Isolate every line in the records below with "screenshot" in it.

━━━ THE DATA

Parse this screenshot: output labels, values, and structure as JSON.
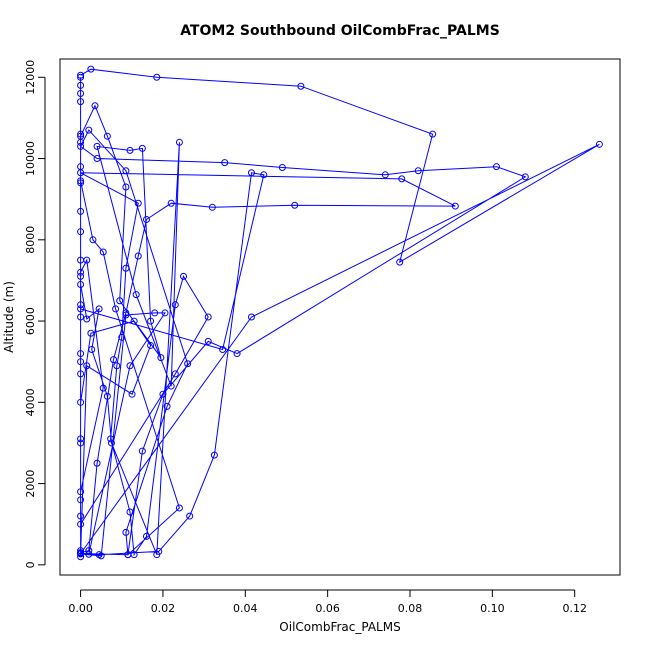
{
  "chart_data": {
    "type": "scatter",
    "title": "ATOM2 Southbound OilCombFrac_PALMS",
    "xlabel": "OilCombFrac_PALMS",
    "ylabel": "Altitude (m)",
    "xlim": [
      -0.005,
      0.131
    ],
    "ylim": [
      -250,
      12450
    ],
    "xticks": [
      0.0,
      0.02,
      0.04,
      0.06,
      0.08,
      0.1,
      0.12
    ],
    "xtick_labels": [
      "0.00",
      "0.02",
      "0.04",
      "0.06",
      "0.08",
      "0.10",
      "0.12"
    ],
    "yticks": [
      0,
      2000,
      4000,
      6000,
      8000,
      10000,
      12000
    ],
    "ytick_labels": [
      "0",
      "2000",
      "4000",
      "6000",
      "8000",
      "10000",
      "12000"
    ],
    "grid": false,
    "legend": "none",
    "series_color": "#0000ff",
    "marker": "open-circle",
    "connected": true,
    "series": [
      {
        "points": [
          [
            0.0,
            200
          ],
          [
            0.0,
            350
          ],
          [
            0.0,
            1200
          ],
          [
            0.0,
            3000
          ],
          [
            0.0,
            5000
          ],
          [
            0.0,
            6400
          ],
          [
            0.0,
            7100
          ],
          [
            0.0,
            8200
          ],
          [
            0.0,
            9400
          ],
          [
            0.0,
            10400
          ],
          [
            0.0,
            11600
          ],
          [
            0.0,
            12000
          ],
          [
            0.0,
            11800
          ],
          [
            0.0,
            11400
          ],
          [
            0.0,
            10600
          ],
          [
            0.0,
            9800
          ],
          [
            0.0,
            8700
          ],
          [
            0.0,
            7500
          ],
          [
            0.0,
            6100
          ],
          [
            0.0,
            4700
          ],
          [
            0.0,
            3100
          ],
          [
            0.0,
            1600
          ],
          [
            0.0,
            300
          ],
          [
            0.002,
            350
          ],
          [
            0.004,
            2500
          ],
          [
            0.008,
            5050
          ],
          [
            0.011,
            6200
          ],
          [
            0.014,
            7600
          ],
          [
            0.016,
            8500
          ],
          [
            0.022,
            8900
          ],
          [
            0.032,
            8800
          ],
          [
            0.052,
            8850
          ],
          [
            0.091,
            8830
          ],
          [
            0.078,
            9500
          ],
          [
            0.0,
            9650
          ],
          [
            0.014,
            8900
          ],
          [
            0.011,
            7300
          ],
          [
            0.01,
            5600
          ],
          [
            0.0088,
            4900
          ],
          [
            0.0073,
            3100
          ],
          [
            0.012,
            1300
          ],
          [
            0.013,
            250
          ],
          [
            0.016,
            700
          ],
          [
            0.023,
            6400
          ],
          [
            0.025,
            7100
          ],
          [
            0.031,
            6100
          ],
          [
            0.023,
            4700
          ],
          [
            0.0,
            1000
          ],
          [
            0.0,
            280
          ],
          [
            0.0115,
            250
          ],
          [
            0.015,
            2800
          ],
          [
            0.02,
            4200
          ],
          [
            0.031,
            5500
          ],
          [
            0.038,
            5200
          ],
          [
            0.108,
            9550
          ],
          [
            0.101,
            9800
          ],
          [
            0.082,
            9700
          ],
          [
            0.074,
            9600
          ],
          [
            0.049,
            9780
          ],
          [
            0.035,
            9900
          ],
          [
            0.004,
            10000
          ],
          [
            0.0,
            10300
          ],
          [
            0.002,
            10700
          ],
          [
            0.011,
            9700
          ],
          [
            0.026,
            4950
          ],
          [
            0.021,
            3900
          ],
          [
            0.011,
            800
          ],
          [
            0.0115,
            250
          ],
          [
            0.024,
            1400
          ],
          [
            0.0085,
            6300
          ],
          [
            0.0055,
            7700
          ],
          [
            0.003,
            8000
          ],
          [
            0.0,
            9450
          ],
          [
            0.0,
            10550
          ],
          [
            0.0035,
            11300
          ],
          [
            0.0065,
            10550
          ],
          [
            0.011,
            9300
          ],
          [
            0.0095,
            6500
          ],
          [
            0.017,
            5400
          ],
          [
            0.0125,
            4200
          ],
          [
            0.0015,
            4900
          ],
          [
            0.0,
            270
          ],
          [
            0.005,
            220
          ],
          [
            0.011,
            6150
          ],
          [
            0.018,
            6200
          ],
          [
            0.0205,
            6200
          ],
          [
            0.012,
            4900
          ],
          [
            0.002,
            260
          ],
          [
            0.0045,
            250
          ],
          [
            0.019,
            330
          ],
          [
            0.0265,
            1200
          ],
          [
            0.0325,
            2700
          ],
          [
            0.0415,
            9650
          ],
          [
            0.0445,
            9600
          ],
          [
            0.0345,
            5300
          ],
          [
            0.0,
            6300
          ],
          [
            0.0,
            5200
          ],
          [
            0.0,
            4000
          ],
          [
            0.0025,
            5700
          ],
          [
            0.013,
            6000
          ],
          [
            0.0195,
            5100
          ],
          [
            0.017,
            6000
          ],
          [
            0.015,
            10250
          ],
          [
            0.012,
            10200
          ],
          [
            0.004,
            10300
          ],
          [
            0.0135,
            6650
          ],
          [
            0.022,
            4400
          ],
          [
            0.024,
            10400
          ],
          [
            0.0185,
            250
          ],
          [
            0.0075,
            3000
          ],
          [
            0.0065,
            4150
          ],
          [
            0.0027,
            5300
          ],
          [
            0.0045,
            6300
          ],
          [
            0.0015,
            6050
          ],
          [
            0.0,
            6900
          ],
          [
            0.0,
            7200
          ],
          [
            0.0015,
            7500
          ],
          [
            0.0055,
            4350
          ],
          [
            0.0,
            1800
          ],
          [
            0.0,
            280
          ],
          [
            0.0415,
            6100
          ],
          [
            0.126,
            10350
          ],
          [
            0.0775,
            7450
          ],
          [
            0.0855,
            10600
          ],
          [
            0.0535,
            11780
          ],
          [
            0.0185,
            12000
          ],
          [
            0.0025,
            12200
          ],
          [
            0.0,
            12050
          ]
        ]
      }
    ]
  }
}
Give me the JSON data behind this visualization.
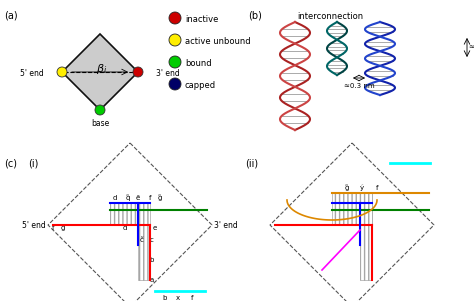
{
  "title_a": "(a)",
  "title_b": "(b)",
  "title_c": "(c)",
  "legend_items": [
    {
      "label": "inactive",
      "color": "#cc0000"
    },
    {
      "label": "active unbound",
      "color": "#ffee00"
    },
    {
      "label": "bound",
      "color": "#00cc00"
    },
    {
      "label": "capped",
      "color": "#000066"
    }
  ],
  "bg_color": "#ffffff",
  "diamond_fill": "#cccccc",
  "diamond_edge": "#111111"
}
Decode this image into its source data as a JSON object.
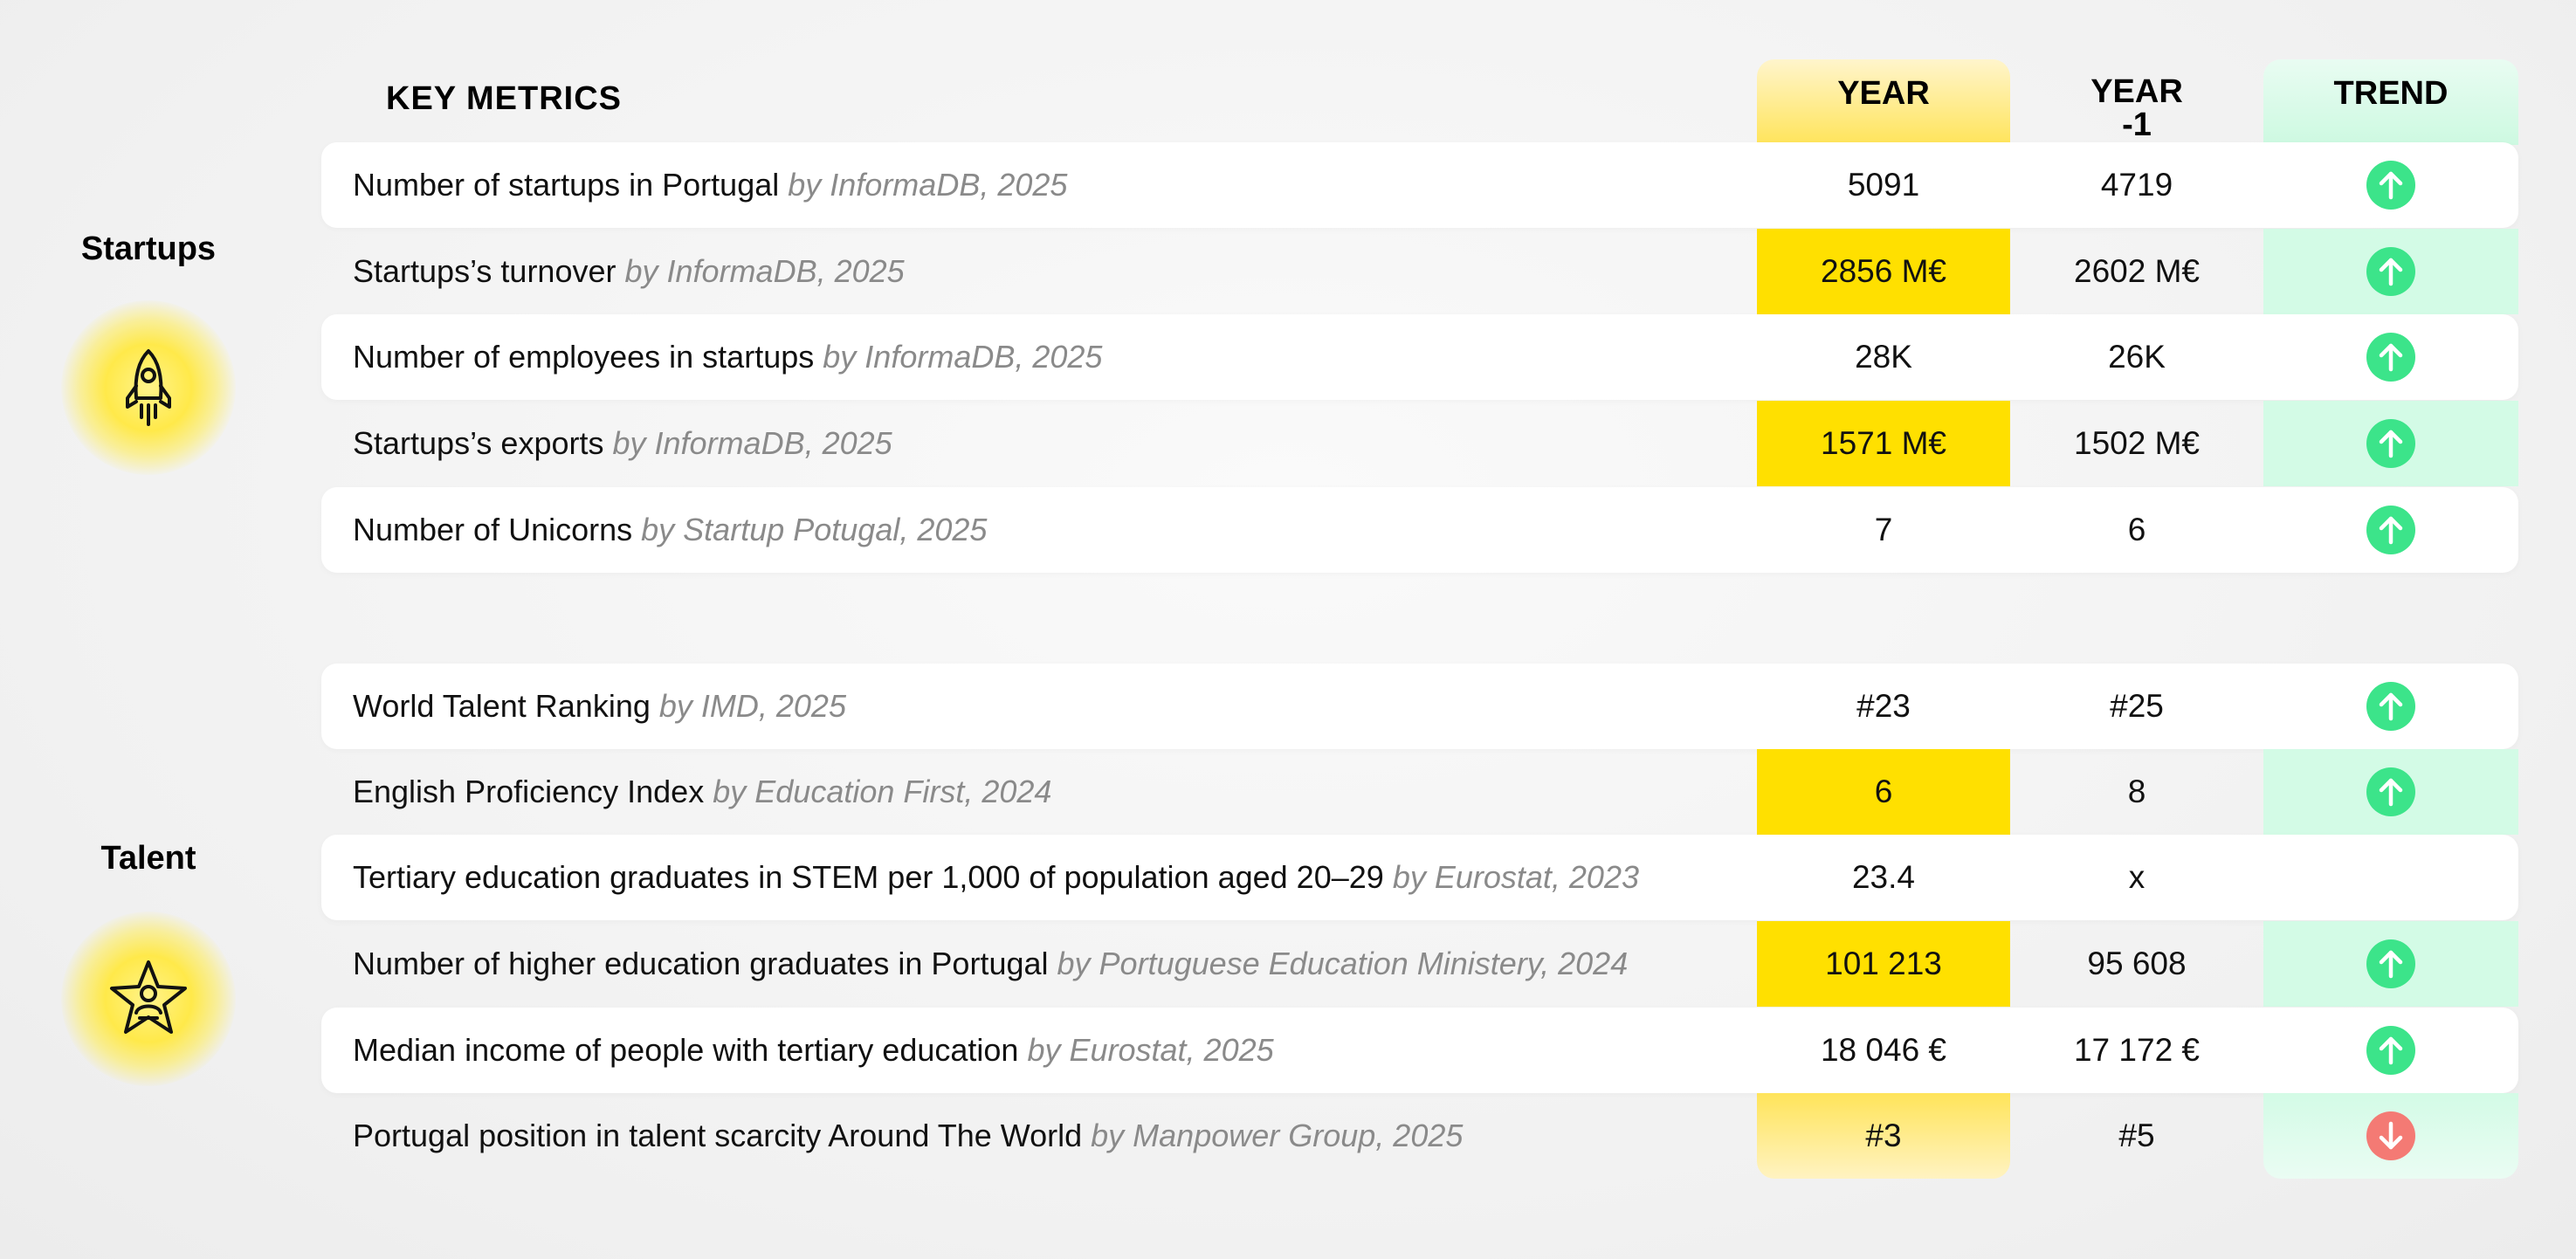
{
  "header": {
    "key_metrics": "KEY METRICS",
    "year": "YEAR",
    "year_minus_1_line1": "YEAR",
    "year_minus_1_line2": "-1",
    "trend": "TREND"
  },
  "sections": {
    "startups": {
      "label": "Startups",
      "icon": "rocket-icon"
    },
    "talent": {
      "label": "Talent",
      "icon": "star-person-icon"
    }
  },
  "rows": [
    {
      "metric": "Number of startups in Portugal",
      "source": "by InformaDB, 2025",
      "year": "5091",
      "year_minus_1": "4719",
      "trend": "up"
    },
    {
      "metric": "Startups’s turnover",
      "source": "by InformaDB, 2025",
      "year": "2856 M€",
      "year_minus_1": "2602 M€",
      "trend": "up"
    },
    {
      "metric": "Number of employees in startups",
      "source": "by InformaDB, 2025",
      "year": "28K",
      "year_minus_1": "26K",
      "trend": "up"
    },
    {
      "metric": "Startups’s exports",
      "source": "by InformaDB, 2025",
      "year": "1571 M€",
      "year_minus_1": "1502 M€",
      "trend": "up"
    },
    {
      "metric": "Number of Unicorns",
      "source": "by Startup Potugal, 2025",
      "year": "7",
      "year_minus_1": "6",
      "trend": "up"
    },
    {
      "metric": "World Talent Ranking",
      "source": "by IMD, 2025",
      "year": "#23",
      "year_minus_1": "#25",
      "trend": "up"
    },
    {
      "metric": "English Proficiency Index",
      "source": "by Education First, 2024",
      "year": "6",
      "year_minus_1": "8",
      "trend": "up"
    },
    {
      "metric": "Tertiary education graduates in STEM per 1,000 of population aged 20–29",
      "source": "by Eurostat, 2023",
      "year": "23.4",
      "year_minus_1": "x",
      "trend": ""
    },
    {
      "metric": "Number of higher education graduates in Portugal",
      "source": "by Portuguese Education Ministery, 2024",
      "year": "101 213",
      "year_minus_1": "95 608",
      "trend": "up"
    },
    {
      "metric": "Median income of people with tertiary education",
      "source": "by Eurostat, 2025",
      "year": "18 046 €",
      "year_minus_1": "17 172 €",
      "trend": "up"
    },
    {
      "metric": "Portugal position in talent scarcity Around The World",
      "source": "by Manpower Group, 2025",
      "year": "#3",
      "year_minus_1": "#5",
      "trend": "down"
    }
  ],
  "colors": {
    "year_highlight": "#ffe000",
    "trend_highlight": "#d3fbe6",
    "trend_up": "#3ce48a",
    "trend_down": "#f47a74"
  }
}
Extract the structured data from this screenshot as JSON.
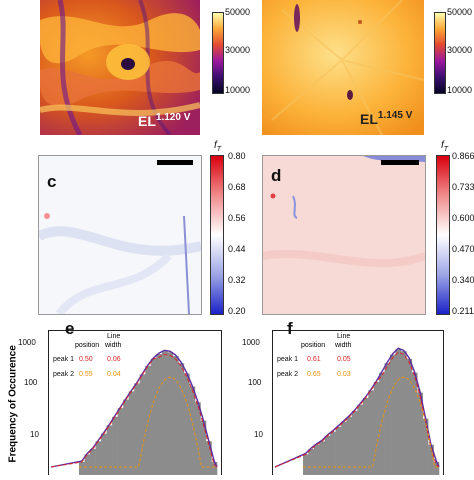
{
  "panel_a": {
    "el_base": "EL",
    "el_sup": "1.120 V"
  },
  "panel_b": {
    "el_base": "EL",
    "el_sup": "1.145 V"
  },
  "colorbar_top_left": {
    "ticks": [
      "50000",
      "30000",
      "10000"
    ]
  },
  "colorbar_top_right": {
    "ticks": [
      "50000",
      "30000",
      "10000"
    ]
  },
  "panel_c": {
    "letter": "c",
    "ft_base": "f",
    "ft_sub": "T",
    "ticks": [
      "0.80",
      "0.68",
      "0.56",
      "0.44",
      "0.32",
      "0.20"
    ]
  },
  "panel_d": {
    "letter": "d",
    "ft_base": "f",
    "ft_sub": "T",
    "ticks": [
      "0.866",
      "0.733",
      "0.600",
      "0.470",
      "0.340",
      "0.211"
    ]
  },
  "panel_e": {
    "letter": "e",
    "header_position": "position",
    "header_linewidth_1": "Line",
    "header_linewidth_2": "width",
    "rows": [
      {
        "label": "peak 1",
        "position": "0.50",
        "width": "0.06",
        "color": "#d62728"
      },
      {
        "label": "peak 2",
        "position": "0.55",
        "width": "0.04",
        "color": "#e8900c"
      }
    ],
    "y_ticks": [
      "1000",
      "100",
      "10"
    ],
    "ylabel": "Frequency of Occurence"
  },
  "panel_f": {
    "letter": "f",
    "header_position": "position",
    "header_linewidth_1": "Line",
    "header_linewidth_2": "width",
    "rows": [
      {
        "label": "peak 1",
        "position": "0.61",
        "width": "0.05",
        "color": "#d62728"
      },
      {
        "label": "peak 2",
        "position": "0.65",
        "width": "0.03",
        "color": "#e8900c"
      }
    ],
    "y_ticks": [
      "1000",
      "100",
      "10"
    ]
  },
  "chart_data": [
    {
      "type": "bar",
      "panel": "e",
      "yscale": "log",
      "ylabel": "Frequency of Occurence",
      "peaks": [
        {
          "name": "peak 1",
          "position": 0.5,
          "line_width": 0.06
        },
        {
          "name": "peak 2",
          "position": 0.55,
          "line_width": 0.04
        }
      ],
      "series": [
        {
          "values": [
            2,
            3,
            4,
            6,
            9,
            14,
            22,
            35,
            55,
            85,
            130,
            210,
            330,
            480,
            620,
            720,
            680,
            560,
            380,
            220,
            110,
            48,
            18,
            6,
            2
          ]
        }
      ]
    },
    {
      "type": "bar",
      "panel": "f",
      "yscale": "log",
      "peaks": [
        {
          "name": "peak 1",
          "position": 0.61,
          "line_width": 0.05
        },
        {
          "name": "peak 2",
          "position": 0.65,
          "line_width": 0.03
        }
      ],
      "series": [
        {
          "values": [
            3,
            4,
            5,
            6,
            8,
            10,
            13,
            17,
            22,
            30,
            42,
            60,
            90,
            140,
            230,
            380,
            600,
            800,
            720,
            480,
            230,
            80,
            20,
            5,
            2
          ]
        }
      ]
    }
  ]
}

━━━━━━

• RESPONSE:
Parse this screenshot: output labels, values, and structure as JSON.
Extract the structured data from this screenshot as JSON.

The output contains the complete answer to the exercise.